> Selected text:
--

You've got questions? He's got answers! Go ahead and Ask The President
Letters to Ask The President may be edited for clarity.
Dear Mr Bush --
The Russians are bonding with the North Koreans and Chinese; there are strong signals that all out war is breaking out in Israel/Palestine
etc; the IRA is backing out of disarmament; the Mayor of Vieques is serving time for protesting the "pretend real good" US bombing of his island, Saddam Hussein's pledge to "ruin George Jr's vacation" has been met by bombing; and even American Samoa is no longer a happy camper.
My first question is -- who disappeared first -- Chandra Levy, or
Colin
Powell? My second question is -- presumably if he is found -- what exactly are
his duties? As a "Secretary" of State -- does he just make coffee?
Sincerely, Chookie Chapati
Dear Chookie,
Colin is missing? I told him not to go jogging in the park! And just so you knows, not only does he make a great cup of coffee, he excels at typing, filing and answering the phones.
God bless me,
W.

--

[Layout dataset entries]
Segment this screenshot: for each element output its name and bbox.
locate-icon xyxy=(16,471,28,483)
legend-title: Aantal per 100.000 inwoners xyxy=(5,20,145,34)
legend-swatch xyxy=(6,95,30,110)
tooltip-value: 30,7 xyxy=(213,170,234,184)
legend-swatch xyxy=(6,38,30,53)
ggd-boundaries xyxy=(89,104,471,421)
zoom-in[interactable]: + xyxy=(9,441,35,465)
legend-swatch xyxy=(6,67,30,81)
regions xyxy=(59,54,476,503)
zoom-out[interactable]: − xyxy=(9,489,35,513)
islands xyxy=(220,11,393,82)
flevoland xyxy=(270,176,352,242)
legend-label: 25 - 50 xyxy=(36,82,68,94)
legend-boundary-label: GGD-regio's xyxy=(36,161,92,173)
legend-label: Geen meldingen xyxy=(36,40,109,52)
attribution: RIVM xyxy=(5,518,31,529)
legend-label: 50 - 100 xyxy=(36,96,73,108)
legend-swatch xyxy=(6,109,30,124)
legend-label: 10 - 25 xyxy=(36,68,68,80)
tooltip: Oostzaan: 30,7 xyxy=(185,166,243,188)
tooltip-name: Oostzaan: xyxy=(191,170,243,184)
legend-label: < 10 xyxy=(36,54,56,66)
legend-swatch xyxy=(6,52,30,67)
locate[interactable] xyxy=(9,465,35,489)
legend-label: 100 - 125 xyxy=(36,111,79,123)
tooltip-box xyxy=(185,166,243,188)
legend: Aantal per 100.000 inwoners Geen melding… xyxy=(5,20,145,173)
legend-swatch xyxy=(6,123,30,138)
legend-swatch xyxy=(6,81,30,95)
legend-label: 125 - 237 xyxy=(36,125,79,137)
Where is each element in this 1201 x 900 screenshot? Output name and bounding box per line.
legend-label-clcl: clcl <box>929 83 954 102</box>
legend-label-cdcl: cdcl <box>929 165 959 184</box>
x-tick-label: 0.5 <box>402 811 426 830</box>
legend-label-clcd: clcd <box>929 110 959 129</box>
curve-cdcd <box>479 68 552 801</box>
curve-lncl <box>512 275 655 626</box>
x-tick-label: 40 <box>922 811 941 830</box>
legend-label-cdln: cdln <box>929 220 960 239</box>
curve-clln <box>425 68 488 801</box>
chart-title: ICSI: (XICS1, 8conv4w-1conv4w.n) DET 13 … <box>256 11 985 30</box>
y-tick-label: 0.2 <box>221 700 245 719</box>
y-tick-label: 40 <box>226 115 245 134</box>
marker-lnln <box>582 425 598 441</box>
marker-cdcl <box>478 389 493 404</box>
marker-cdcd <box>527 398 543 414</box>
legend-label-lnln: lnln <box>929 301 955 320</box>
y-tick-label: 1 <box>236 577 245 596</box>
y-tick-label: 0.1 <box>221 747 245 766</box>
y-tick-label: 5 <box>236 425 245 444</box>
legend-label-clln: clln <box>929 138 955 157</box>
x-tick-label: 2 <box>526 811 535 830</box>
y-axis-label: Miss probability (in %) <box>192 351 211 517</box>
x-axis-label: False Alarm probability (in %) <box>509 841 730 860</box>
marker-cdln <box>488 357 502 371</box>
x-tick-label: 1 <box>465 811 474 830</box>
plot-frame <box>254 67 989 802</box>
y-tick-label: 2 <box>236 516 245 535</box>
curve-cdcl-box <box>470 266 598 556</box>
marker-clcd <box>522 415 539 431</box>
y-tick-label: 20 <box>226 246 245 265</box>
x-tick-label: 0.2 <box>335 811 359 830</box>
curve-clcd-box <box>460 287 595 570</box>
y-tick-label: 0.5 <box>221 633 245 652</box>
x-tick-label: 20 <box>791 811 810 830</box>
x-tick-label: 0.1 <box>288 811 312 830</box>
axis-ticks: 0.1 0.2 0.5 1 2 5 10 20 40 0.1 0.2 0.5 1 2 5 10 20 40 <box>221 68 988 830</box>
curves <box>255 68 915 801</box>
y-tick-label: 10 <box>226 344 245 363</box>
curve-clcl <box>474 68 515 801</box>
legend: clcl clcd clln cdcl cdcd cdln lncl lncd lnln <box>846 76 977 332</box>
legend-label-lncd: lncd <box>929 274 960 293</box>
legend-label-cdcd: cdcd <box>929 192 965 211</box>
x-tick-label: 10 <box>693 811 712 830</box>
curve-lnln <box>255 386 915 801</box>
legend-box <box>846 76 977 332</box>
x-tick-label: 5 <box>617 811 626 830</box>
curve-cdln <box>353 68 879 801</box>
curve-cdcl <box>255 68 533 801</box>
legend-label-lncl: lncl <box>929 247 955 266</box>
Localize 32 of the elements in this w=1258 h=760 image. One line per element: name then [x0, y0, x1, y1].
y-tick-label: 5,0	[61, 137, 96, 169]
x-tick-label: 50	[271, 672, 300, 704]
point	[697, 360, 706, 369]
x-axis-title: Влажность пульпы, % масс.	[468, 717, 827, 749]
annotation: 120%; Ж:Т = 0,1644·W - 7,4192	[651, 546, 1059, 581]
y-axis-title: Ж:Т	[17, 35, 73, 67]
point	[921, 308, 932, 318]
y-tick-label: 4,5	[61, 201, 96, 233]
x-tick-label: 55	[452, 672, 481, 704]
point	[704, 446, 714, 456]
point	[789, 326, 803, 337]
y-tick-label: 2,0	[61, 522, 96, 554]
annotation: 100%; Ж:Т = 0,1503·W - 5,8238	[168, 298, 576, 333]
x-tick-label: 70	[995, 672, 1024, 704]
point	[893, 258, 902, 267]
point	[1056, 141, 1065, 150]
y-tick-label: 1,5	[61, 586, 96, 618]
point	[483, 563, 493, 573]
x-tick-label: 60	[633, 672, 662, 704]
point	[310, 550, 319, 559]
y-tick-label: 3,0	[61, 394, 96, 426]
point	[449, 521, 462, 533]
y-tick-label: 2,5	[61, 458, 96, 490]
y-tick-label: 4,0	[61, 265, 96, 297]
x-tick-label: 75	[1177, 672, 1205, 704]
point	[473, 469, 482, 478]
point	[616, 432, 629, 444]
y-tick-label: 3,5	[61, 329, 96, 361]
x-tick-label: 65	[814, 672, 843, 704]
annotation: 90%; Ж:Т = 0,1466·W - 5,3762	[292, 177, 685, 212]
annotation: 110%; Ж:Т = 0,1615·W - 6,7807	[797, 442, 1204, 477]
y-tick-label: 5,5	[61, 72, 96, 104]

--

> The tasks:
1. Sum up the Ask The President piece in two sentences.
2. Copy the Ask The President piece word for word, starting at "Sincerely, Chookie Chapati" and ending at "answering the phones.".

> Responses in order:
1. A letter to Mr Bush lists troubles around the world, such as the Russians bonding with the North Koreans and Chinese, signs of all-out war in Israel/Palestine, and the IRA backing out of disarmament, then asks who disappeared first, Chandra Levy or Colin Powell, and what Powell's duties are as "Secretary" of State. The reply, signed W., asks if Colin is missing, says he told him not to go jogging in the park, and claims Colin makes a great cup of coffee and excels at typing, filing and answering the phones.

2.
Sincerely, Chookie Chapati
Dear Chookie,
Colin is missing? I told him not to go jogging in the park! And just so you knows, not only does he make a great cup of coffee, he excels at typing, filing and answering the phones.